Stored records:
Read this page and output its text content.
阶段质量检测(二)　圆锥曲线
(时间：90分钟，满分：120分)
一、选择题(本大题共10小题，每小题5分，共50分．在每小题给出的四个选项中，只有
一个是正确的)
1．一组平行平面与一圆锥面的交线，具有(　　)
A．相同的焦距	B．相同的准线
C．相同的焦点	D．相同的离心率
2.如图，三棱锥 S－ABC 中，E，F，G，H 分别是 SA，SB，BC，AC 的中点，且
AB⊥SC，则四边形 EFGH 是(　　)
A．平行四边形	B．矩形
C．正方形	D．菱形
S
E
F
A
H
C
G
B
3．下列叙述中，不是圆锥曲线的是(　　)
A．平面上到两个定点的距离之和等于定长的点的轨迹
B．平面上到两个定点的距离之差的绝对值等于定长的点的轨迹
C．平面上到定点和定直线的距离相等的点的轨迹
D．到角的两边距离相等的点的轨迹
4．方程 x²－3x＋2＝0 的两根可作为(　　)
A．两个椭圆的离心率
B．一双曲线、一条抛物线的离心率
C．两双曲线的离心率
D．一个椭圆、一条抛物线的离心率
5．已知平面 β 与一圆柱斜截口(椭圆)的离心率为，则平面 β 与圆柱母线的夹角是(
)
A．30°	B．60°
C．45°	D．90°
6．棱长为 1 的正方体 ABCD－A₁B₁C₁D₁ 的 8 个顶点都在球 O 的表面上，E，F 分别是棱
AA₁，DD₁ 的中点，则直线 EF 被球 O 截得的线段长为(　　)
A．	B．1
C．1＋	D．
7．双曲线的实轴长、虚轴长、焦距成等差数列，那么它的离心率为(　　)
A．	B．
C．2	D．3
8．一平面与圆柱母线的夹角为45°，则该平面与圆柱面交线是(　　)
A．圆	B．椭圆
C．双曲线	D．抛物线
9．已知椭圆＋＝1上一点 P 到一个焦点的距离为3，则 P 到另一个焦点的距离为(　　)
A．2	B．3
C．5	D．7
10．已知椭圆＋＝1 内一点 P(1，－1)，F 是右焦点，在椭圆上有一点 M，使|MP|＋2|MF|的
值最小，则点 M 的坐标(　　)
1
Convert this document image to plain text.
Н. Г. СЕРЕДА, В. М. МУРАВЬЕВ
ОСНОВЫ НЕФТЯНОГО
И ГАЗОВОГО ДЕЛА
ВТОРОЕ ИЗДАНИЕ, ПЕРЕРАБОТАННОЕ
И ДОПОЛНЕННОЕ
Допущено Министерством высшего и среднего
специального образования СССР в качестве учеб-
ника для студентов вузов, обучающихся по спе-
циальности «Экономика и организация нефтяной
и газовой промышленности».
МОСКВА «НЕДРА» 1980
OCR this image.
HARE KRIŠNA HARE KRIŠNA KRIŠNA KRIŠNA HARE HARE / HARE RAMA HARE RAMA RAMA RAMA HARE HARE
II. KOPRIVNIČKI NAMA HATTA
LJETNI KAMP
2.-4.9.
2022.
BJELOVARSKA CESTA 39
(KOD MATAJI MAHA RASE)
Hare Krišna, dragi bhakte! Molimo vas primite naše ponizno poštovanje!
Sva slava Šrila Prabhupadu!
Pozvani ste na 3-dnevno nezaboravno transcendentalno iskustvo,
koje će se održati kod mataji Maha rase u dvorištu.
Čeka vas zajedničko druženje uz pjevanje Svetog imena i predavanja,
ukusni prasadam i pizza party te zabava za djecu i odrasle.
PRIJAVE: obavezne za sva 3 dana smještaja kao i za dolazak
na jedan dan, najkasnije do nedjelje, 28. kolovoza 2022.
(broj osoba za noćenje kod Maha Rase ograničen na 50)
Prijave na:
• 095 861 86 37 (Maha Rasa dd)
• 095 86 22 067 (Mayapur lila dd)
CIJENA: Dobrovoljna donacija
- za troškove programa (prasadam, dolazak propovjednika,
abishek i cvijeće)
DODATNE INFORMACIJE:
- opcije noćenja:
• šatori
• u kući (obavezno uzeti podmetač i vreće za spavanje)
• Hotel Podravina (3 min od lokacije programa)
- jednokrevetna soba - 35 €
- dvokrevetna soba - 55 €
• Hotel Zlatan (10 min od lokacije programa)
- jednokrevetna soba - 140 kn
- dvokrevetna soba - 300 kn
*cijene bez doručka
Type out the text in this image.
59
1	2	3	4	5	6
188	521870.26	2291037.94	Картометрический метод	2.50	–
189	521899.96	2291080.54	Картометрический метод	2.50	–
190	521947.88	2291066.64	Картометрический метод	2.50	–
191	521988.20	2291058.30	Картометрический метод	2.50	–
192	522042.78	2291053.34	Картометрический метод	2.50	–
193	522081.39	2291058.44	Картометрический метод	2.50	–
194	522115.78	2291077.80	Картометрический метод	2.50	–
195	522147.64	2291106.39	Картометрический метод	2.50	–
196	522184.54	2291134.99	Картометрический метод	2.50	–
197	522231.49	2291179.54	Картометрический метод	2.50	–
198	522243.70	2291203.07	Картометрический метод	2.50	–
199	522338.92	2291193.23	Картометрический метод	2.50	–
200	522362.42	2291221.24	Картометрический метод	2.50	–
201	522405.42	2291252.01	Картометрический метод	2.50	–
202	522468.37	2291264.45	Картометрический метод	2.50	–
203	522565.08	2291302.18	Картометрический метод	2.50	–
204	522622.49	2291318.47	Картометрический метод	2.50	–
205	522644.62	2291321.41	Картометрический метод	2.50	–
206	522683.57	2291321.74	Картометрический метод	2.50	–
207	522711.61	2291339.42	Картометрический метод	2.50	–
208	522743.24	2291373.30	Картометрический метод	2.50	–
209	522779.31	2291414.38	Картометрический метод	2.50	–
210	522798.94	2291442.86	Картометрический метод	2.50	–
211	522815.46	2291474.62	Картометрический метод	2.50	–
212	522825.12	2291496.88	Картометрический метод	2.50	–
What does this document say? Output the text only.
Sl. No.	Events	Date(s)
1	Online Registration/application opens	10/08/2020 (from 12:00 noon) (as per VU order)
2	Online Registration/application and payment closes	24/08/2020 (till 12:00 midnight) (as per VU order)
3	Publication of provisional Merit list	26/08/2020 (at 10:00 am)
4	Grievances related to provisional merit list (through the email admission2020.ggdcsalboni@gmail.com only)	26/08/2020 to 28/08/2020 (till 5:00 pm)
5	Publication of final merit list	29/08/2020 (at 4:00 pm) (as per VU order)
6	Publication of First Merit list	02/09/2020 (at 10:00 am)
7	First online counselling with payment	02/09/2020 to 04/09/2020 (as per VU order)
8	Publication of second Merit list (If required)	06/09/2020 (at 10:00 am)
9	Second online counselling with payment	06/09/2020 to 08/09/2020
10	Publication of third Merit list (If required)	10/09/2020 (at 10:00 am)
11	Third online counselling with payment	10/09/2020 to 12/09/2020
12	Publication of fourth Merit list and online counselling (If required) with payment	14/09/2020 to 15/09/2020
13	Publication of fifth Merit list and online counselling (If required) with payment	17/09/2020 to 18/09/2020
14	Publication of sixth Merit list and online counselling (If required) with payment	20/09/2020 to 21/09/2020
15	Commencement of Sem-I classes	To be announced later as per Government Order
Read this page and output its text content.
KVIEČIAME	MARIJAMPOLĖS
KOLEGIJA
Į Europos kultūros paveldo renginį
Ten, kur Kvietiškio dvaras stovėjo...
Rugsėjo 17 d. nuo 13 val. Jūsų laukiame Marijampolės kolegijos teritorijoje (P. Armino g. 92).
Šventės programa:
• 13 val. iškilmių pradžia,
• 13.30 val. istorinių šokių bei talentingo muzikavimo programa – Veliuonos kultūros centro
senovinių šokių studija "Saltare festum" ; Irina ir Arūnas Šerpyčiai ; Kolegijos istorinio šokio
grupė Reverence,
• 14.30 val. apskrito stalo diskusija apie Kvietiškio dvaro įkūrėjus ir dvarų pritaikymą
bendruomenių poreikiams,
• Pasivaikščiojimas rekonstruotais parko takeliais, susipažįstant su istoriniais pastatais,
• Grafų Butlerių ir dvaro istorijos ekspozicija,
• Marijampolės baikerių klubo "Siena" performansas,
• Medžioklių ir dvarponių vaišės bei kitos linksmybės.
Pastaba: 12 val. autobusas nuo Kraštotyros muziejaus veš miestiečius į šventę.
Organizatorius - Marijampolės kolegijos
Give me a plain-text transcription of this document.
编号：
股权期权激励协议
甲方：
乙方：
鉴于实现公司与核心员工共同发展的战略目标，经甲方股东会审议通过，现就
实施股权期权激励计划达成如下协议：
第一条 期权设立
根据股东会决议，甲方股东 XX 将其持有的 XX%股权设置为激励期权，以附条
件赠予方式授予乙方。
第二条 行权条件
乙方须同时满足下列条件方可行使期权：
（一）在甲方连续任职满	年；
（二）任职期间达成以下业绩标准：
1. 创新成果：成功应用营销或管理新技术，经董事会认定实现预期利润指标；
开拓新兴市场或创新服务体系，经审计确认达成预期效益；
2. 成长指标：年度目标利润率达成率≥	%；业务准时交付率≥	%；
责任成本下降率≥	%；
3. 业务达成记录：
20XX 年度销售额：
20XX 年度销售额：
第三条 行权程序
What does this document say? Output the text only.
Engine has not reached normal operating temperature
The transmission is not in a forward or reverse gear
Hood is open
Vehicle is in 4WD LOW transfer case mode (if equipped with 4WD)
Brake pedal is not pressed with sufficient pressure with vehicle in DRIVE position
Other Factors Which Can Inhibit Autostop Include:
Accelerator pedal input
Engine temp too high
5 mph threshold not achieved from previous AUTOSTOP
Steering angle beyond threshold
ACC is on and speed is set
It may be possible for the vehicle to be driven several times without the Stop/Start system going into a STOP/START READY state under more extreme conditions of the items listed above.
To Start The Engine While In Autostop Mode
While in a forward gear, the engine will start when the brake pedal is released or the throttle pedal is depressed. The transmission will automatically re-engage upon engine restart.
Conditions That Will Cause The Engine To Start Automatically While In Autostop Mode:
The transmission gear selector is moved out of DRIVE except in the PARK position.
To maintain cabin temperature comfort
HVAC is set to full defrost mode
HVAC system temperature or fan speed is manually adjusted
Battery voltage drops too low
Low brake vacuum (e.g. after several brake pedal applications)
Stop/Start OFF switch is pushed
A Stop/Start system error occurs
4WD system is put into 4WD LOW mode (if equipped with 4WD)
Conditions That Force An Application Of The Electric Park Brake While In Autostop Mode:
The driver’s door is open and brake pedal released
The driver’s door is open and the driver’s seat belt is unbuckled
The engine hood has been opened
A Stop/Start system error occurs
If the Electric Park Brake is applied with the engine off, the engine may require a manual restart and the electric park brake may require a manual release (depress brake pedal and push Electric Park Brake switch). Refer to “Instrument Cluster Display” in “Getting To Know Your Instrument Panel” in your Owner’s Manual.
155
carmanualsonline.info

Exercise goal:
Pull out the lines above in which the word "document" appears.

Reply:
Convert this document image to plain text.
What does this document say? Output the text only.
Give me a plain-text transcription of this document.
What does this document say? Output the text only.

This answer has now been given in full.